### What the task asks
Lift out each line of the data that holds "Floerk".

### Extracted information
○ ○ ○

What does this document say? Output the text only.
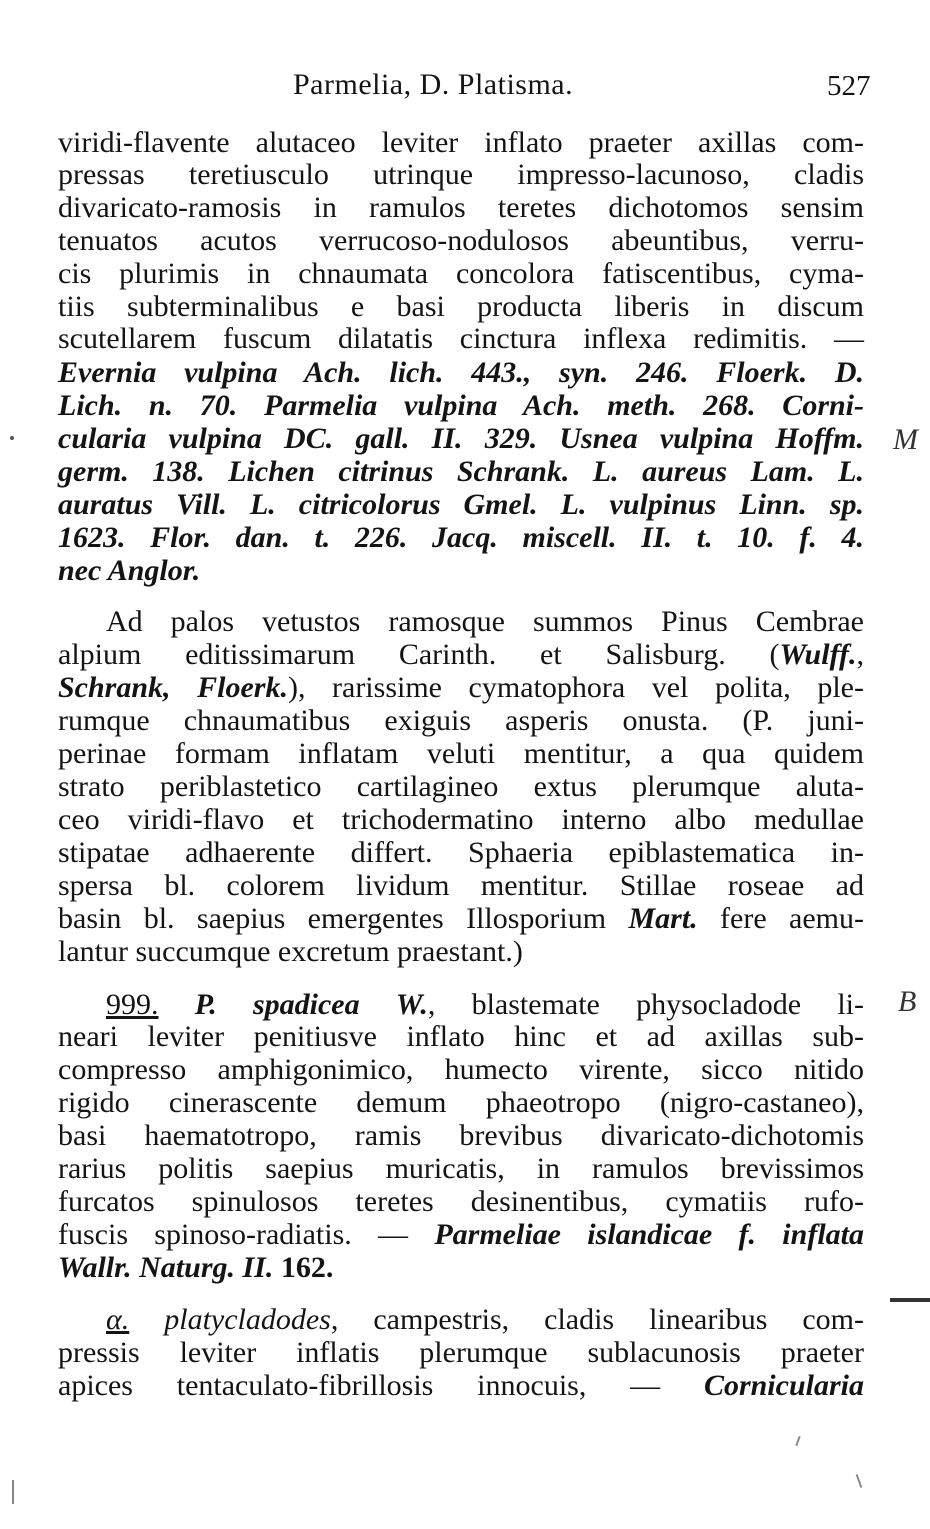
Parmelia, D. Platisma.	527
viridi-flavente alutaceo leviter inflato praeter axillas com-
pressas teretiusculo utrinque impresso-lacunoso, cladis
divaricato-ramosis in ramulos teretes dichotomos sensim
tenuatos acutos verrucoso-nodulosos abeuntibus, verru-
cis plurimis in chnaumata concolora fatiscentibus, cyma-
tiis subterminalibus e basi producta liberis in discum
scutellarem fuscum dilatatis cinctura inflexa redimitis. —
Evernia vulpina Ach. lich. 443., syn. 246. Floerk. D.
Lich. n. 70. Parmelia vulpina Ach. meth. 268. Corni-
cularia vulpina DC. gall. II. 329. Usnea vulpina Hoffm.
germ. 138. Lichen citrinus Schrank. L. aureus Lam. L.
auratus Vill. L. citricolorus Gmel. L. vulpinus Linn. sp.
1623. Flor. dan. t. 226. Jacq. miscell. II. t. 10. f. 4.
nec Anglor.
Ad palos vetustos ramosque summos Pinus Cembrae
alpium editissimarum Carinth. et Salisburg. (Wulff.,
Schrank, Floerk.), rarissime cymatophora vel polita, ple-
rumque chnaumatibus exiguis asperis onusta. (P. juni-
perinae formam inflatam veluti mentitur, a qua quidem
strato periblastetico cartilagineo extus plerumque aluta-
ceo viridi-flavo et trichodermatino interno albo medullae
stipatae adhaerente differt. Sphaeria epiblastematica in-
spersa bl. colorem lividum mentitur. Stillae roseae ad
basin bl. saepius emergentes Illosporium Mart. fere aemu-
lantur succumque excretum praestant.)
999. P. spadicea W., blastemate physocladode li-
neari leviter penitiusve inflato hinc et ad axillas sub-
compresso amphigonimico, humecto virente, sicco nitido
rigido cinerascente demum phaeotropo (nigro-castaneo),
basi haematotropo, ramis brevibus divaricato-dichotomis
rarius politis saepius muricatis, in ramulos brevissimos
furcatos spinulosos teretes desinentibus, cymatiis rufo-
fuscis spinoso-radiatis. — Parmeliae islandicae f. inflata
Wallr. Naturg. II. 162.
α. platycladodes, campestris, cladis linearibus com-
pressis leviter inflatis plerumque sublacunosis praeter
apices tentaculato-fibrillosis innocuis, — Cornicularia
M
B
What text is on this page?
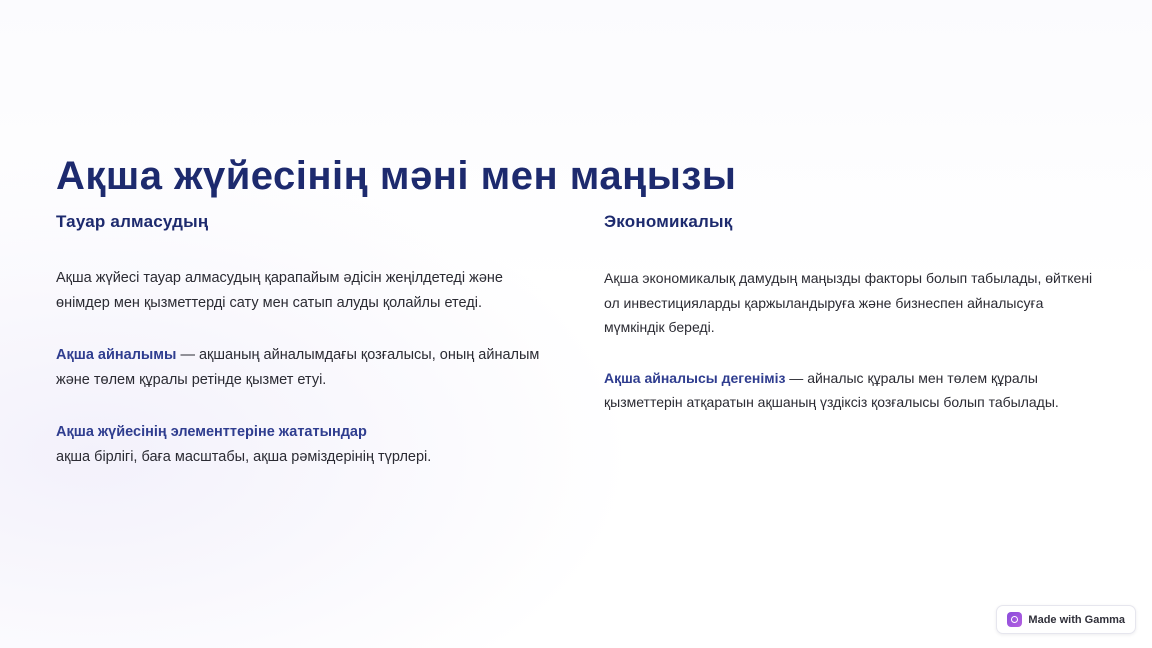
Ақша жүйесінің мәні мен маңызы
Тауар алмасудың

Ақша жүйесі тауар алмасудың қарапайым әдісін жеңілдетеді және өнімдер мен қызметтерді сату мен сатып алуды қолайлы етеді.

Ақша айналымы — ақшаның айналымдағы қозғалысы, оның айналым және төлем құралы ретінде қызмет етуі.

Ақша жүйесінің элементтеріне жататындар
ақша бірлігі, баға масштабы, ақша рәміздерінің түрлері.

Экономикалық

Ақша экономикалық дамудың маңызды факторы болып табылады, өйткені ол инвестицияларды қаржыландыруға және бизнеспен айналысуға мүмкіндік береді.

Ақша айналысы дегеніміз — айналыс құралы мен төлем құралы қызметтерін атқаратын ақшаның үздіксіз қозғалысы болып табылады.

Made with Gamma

○ ○ ○

### Problem solution
Evernia vulpina Ach. lich. 443., syn. 246. Floerk. D.
Schrank, Floerk.), rarissime cymatophora vel polita, ple-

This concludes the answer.